GOAL OF THE EXERCISE:
Read the data, and whenever a line holds the word "boom", report that line.

####################

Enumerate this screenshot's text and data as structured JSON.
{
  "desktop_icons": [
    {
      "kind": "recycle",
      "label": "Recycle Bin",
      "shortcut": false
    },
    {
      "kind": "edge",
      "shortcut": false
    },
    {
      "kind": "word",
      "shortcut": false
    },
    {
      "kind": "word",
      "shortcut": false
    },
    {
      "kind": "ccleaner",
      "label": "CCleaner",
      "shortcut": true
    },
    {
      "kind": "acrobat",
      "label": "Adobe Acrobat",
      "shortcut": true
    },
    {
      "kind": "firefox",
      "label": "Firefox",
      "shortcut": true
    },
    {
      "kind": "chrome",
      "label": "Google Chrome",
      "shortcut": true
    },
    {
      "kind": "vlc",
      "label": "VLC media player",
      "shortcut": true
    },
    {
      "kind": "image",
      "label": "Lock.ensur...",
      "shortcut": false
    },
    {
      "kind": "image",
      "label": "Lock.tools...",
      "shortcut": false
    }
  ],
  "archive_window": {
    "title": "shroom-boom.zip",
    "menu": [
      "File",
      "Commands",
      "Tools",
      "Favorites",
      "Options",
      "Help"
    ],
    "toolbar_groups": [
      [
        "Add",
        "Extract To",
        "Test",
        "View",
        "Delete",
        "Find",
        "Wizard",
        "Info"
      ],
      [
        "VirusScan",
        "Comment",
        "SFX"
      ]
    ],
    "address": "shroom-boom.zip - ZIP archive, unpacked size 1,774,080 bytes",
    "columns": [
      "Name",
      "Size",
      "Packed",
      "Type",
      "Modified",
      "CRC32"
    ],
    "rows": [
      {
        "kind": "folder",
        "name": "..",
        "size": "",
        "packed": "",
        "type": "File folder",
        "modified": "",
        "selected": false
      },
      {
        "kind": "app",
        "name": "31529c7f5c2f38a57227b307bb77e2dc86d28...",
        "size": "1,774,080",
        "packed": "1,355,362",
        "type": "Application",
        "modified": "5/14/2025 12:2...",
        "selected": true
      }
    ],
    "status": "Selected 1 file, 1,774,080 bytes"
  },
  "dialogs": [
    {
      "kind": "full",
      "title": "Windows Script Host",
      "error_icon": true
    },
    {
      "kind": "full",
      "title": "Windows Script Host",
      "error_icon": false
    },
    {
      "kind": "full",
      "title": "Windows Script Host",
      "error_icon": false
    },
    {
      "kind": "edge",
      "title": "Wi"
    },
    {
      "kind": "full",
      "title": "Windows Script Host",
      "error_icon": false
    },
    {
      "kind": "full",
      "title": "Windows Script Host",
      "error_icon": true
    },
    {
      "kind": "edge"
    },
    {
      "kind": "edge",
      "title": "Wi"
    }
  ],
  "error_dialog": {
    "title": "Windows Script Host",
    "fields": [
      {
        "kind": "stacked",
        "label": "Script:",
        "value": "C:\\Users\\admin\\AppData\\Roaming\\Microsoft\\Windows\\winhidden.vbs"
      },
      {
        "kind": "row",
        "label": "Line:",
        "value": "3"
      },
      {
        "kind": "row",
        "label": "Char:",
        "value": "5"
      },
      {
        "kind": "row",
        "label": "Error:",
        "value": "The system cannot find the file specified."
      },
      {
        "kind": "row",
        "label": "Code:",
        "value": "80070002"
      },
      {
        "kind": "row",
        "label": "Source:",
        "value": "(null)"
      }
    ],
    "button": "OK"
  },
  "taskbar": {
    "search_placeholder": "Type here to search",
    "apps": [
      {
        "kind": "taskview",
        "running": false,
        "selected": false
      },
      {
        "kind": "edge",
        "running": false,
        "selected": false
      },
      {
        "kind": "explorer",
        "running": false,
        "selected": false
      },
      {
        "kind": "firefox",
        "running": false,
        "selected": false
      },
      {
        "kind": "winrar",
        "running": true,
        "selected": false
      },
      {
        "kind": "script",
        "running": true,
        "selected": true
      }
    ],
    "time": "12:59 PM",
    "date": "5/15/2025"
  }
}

####################

THE ANSWER:
    "title": "shroom-boom.zip",
    "address": "shroom-boom.zip - ZIP archive, unpacked size 1,774,080 bytes",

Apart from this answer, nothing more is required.